▸ **Your goal**
Copy whichever lines contain the string "title".
━━━━
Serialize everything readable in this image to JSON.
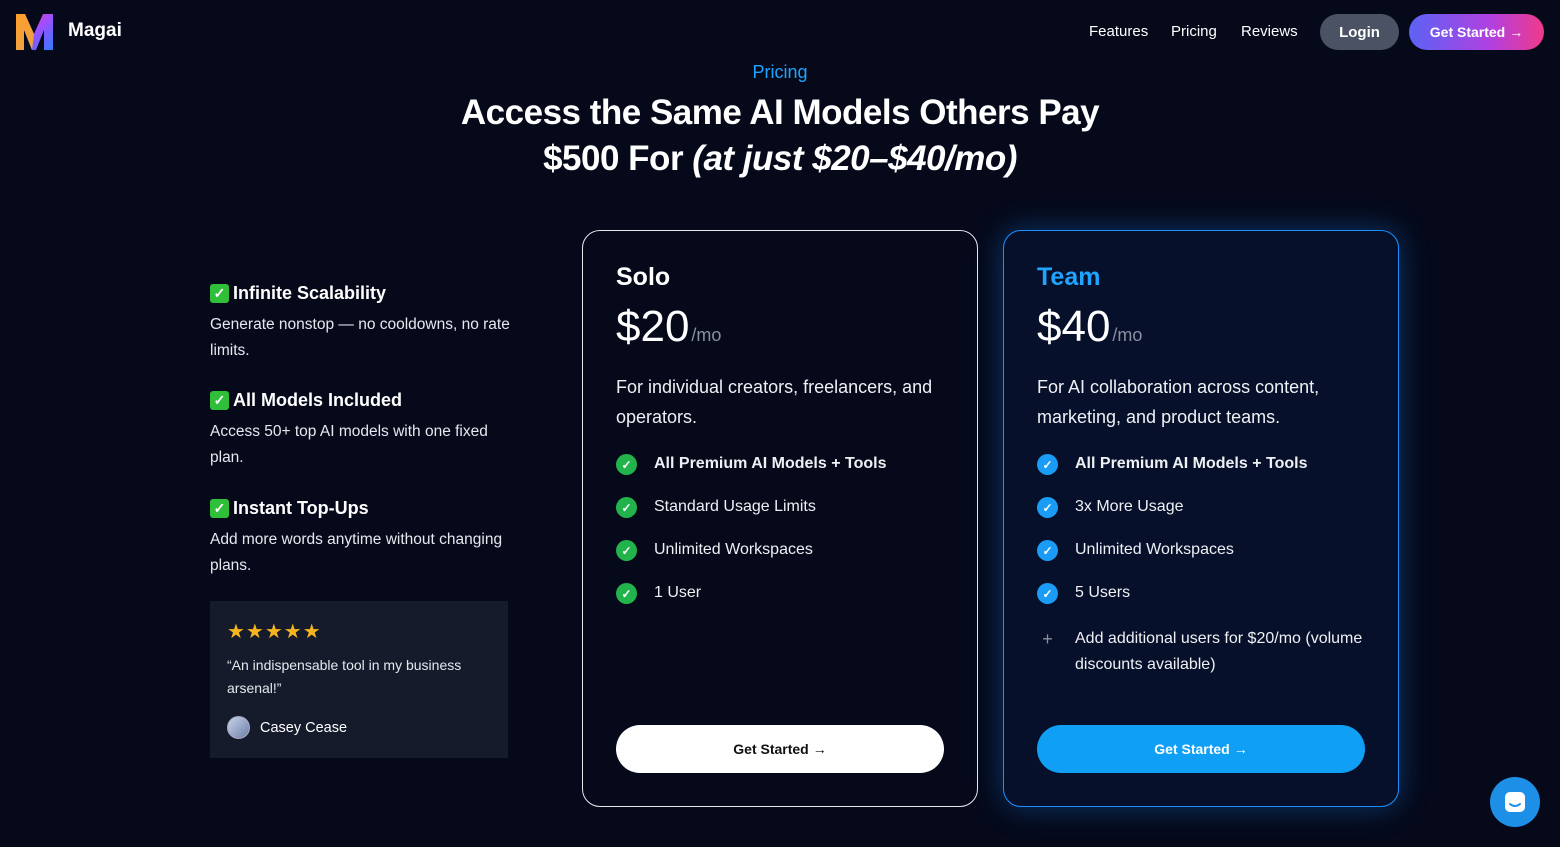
{
  "nav": {
    "brand": "Magai",
    "links": [
      "Features",
      "Pricing",
      "Reviews"
    ],
    "login": "Login",
    "get_started": "Get Started"
  },
  "hero": {
    "eyebrow": "Pricing",
    "headline_1": "Access the Same AI Models Others Pay",
    "headline_2": "$500 For ",
    "headline_em": "(at just $20–$40/mo)"
  },
  "highlights": [
    {
      "title": "Infinite Scalability",
      "desc": "Generate nonstop — no cooldowns, no rate limits."
    },
    {
      "title": "All Models Included",
      "desc": "Access 50+ top AI models with one fixed plan."
    },
    {
      "title": "Instant Top-Ups",
      "desc": "Add more words anytime without changing plans."
    }
  ],
  "review": {
    "stars": "★★★★★",
    "quote": "“An indispensable tool in my business arsenal!”",
    "author": "Casey Cease"
  },
  "plans": {
    "solo": {
      "name": "Solo",
      "price": "$20",
      "per": "/mo",
      "desc": "For individual creators, freelancers, and operators.",
      "features": [
        "All Premium AI Models + Tools",
        "Standard Usage Limits",
        "Unlimited Workspaces",
        "1 User"
      ],
      "cta": "Get Started"
    },
    "team": {
      "name": "Team",
      "price": "$40",
      "per": "/mo",
      "desc": "For AI collaboration across content, marketing, and product teams.",
      "features": [
        "All Premium AI Models + Tools",
        "3x More Usage",
        "Unlimited Workspaces",
        "5 Users"
      ],
      "addon": "Add additional users for $20/mo (volume discounts available)",
      "cta": "Get Started"
    }
  },
  "colors": {
    "background": "#05091a",
    "accent_blue": "#1fa4ff",
    "check_green": "#22b34d",
    "star": "#f6b51e"
  },
  "icons": {
    "arrow": "→",
    "check": "✓",
    "plus": "+"
  }
}
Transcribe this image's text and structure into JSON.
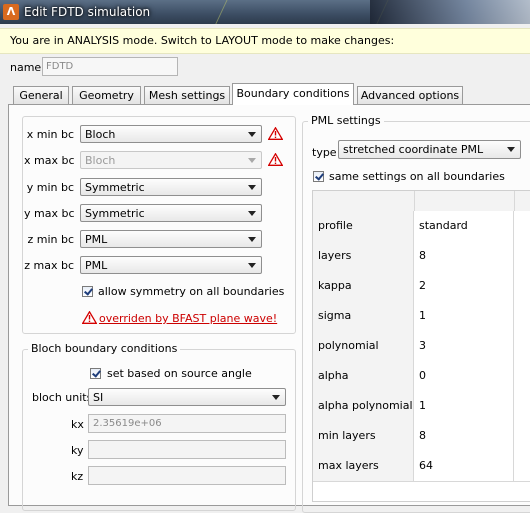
{
  "window": {
    "title": "Edit FDTD simulation",
    "icon": "lumerical-icon"
  },
  "banner": {
    "text": "You are in ANALYSIS mode.  Switch to LAYOUT mode to make changes:"
  },
  "name_field": {
    "label": "name",
    "value": "FDTD"
  },
  "tabs": [
    {
      "label": "General",
      "active": false
    },
    {
      "label": "Geometry",
      "active": false
    },
    {
      "label": "Mesh settings",
      "active": false
    },
    {
      "label": "Boundary conditions",
      "active": true
    },
    {
      "label": "Advanced options",
      "active": false
    }
  ],
  "boundary_group": {
    "rows": [
      {
        "label": "x min bc",
        "value": "Bloch",
        "enabled": true,
        "warning": true
      },
      {
        "label": "x max bc",
        "value": "Bloch",
        "enabled": false,
        "warning": true
      },
      {
        "label": "y min bc",
        "value": "Symmetric",
        "enabled": true,
        "warning": false
      },
      {
        "label": "y max bc",
        "value": "Symmetric",
        "enabled": true,
        "warning": false
      },
      {
        "label": "z min bc",
        "value": "PML",
        "enabled": true,
        "warning": false
      },
      {
        "label": "z max bc",
        "value": "PML",
        "enabled": true,
        "warning": false
      }
    ],
    "allow_symmetry": {
      "label": "allow symmetry on all boundaries",
      "checked": true
    },
    "override_warning": "overriden by BFAST plane wave!",
    "warning_color": "#cc0000"
  },
  "bloch_group": {
    "title": "Bloch boundary conditions",
    "source_angle": {
      "label": "set based on source angle",
      "checked": true
    },
    "units": {
      "label": "bloch units",
      "value": "SI"
    },
    "kx": {
      "label": "kx",
      "value": "2.35619e+06"
    },
    "ky": {
      "label": "ky",
      "value": ""
    },
    "kz": {
      "label": "kz",
      "value": ""
    }
  },
  "pml_group": {
    "title": "PML settings",
    "type": {
      "label": "type",
      "value": "stretched coordinate PML"
    },
    "same_settings": {
      "label": "same settings on all boundaries",
      "checked": true
    },
    "table": [
      {
        "key": "profile",
        "value": "standard"
      },
      {
        "key": "layers",
        "value": "8"
      },
      {
        "key": "kappa",
        "value": "2"
      },
      {
        "key": "sigma",
        "value": "1"
      },
      {
        "key": "polynomial",
        "value": "3"
      },
      {
        "key": "alpha",
        "value": "0"
      },
      {
        "key": "alpha polynomial",
        "value": "1"
      },
      {
        "key": "min layers",
        "value": "8"
      },
      {
        "key": "max layers",
        "value": "64"
      }
    ]
  }
}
━━━━
▸ **Output**
      "title": "Infinite Scalability",
      "title": "All Models Included",
      "title": "Instant Top-Ups",
    "title": "Edit FDTD simulation",
    "title": "Bloch boundary conditions",
    "title": "PML settings",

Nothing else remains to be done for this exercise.